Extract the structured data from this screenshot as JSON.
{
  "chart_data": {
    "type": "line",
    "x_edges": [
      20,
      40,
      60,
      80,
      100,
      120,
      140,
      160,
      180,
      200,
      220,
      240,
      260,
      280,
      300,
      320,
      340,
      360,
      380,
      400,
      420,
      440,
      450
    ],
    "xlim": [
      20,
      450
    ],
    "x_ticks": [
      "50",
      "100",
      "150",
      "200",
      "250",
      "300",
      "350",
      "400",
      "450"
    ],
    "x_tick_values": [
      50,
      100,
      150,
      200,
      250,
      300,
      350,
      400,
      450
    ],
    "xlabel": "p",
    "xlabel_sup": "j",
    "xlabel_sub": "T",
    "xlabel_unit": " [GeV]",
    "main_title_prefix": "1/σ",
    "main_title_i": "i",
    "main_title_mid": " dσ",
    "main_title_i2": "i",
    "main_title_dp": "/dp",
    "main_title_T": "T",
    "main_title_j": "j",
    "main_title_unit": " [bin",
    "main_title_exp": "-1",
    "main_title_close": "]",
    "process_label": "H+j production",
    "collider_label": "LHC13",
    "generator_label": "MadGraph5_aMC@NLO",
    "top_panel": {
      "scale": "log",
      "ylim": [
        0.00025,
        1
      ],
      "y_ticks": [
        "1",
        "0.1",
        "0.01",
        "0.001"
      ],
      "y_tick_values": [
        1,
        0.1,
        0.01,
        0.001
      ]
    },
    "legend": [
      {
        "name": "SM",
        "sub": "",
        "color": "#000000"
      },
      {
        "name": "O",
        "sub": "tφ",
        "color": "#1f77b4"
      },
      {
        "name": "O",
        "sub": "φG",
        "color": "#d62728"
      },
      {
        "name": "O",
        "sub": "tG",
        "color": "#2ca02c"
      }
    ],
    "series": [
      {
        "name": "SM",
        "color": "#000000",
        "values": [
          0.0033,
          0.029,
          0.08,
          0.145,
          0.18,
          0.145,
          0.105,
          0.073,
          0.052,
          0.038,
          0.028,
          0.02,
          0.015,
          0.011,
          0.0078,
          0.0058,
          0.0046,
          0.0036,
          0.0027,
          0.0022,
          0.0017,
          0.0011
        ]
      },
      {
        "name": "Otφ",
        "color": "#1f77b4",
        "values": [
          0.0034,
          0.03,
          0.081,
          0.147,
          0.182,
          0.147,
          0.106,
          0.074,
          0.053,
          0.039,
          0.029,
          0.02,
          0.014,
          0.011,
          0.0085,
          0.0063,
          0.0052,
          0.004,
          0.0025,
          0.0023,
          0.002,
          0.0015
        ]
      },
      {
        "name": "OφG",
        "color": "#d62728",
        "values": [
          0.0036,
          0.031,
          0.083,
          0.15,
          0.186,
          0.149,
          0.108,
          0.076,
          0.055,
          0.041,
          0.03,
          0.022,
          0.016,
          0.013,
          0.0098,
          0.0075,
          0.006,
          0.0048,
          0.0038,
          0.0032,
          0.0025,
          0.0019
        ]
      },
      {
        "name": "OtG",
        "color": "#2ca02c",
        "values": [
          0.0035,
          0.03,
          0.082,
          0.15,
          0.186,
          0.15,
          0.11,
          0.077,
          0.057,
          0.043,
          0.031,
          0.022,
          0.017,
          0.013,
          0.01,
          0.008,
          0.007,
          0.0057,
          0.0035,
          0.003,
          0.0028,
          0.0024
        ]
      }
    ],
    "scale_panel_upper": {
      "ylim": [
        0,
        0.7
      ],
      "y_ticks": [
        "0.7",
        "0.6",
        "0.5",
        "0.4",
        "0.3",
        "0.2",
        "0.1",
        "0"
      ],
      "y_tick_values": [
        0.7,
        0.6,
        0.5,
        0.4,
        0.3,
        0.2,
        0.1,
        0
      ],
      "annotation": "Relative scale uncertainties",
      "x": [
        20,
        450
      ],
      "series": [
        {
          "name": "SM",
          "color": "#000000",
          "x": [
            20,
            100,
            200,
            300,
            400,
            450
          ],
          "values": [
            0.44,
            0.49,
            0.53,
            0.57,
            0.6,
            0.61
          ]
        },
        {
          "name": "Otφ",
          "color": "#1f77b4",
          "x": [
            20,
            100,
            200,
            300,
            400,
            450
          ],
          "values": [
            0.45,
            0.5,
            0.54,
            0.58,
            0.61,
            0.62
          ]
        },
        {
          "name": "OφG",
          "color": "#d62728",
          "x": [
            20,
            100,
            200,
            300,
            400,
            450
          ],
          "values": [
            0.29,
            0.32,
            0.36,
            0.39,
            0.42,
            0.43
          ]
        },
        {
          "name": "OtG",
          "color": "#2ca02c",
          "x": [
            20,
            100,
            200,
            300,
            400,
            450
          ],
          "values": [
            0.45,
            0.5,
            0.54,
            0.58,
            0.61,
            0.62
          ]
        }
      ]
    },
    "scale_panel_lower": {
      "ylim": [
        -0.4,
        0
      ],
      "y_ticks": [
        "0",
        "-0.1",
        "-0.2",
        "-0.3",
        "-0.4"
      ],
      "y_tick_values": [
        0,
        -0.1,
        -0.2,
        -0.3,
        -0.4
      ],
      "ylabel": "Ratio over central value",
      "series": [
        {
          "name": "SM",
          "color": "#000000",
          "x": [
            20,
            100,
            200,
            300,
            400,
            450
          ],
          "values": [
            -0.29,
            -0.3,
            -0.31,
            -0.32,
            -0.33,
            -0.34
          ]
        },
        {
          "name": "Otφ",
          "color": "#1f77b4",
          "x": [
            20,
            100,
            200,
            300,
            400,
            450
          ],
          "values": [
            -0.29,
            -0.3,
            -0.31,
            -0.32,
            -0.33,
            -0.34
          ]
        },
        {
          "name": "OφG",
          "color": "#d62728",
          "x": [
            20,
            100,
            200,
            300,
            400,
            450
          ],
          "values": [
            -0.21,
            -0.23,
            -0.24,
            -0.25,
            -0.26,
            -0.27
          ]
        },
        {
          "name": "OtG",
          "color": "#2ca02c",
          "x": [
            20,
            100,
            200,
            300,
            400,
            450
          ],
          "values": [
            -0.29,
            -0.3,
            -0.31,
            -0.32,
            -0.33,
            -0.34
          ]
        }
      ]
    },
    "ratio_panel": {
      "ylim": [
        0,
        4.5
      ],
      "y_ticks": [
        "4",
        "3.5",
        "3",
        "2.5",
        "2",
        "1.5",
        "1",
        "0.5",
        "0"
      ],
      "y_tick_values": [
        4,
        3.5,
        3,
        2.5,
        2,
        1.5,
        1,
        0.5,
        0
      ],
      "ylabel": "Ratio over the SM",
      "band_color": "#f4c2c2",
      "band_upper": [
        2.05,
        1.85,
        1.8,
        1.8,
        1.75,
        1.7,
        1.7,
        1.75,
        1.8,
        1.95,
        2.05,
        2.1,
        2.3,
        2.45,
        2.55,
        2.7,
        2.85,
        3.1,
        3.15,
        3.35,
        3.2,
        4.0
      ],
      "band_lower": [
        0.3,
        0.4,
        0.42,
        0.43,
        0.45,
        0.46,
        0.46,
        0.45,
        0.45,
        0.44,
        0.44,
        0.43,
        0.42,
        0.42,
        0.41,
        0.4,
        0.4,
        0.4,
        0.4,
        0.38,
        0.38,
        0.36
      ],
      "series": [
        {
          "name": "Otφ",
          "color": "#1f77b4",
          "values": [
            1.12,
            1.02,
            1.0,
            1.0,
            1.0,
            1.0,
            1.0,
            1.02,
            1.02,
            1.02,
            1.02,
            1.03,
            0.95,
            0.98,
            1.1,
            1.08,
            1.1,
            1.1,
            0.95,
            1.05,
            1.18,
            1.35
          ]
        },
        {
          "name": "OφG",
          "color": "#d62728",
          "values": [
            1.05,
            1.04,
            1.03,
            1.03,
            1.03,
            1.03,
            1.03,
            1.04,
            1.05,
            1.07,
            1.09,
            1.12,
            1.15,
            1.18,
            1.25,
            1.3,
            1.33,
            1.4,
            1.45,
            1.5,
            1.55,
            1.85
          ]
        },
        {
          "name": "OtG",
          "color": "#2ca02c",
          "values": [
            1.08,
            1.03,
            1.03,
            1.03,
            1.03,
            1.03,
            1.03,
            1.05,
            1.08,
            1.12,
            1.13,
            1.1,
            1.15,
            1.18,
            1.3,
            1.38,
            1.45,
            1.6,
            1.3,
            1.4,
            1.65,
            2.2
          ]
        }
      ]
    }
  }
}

--------------------

Given task >>
Tally the lines in the records above that contain the word "ylabel", and give only that number.

Final result >>
2